Locate the word "赤ちゃん成長カレンダー" in the entries below, then gather every line that holds it.

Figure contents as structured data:

────────────────

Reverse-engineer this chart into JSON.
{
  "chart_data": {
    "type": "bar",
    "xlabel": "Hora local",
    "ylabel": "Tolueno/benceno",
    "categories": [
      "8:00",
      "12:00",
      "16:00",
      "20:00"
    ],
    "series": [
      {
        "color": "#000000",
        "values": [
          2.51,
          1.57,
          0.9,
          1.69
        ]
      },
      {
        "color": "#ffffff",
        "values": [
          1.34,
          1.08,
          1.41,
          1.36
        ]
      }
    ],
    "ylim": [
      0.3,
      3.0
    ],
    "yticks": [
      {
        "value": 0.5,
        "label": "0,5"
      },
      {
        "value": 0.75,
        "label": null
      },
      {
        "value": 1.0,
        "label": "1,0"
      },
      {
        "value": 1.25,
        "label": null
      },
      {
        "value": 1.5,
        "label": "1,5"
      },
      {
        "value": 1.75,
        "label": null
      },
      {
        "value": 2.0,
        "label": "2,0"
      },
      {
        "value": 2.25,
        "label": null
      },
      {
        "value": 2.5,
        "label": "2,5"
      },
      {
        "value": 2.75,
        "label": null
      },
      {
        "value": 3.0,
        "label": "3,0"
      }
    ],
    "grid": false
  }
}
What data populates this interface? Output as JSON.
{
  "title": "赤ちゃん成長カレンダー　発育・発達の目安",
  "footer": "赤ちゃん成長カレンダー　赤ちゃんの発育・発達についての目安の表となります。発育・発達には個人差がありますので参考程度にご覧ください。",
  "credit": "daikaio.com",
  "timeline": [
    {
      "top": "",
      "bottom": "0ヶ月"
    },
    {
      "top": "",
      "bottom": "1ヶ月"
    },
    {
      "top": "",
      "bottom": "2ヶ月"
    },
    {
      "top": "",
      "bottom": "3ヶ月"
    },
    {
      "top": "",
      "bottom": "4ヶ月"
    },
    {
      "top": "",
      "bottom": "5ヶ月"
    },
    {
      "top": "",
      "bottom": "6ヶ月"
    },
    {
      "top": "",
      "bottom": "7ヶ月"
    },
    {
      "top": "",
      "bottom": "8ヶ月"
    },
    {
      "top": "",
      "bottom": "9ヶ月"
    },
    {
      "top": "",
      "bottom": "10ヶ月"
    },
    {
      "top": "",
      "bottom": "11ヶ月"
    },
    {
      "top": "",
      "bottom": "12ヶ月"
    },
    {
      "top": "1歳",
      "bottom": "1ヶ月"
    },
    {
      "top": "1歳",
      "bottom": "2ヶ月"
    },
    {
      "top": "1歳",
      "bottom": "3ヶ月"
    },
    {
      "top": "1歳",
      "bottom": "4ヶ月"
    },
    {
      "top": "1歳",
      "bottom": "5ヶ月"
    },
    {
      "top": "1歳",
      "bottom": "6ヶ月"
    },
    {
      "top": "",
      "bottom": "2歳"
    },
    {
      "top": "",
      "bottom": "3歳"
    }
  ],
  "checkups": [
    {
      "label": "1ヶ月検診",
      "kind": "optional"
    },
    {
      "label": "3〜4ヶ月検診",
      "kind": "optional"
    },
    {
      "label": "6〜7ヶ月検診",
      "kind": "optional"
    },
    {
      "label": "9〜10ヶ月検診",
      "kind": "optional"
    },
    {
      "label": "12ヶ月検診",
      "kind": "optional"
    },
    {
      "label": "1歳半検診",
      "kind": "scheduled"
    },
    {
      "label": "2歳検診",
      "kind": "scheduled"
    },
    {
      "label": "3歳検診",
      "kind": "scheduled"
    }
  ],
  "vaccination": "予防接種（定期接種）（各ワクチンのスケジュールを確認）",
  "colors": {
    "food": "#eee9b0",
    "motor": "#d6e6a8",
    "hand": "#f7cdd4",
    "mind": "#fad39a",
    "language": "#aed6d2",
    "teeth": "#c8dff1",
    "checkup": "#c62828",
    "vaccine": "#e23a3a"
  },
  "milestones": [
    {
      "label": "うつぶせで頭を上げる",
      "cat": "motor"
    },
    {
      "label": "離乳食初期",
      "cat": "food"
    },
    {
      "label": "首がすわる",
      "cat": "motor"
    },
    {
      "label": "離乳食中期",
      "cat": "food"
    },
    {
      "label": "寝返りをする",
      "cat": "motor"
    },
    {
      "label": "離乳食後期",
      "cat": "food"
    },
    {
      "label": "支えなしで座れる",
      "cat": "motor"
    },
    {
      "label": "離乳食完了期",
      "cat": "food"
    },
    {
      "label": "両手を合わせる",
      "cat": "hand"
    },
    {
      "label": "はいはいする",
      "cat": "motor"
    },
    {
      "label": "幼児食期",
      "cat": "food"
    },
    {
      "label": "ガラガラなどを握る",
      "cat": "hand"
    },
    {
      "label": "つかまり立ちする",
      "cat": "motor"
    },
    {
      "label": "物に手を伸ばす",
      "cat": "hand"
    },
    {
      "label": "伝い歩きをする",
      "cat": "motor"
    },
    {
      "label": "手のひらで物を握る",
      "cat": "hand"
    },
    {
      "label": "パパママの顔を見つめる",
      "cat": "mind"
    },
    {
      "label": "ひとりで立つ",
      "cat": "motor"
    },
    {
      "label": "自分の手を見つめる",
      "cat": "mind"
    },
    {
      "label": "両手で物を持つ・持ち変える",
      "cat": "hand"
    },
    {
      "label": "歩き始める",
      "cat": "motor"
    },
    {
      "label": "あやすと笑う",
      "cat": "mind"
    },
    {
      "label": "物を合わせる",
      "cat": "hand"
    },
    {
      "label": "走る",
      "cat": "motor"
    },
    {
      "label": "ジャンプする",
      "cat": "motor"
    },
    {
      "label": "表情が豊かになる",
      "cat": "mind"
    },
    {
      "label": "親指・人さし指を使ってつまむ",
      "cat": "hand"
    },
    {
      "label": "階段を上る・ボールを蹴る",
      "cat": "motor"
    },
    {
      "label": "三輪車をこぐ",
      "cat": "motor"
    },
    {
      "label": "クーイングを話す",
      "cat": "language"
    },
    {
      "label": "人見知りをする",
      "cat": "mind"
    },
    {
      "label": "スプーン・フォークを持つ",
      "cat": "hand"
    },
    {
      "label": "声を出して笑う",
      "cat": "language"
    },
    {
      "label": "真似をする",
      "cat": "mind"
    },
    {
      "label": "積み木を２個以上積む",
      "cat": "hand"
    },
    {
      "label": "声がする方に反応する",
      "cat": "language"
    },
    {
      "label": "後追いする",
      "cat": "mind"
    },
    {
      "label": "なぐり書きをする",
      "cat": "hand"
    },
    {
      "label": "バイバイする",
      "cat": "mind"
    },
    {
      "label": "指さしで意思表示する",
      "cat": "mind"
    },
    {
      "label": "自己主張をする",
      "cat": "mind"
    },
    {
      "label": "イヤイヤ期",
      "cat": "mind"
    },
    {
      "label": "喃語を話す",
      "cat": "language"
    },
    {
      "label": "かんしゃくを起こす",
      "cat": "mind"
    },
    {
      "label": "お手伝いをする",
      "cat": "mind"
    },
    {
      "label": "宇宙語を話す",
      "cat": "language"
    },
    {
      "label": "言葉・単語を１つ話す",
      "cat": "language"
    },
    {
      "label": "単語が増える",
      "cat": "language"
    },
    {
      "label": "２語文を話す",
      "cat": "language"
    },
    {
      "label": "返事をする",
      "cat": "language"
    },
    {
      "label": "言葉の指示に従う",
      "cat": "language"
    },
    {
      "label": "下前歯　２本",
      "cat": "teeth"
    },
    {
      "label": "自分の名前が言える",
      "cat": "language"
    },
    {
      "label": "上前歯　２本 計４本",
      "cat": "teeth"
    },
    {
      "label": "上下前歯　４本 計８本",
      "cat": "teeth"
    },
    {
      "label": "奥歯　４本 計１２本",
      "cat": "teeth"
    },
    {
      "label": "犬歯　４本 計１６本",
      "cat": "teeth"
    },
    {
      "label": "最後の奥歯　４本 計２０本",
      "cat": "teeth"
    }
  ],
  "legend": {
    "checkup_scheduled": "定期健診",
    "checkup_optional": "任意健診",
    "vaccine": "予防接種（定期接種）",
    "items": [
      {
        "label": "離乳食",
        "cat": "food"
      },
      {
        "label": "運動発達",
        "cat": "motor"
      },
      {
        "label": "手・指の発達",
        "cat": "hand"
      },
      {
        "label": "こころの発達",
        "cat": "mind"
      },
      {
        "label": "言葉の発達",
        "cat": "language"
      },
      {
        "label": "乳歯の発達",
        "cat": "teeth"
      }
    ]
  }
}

────────────────

Exercise solution.
  "title": "赤ちゃん成長カレンダー　発育・発達の目安",
  "footer": "赤ちゃん成長カレンダー　赤ちゃんの発育・発達についての目安の表となります。発育・発達には個人差がありますので参考程度にご覧ください。",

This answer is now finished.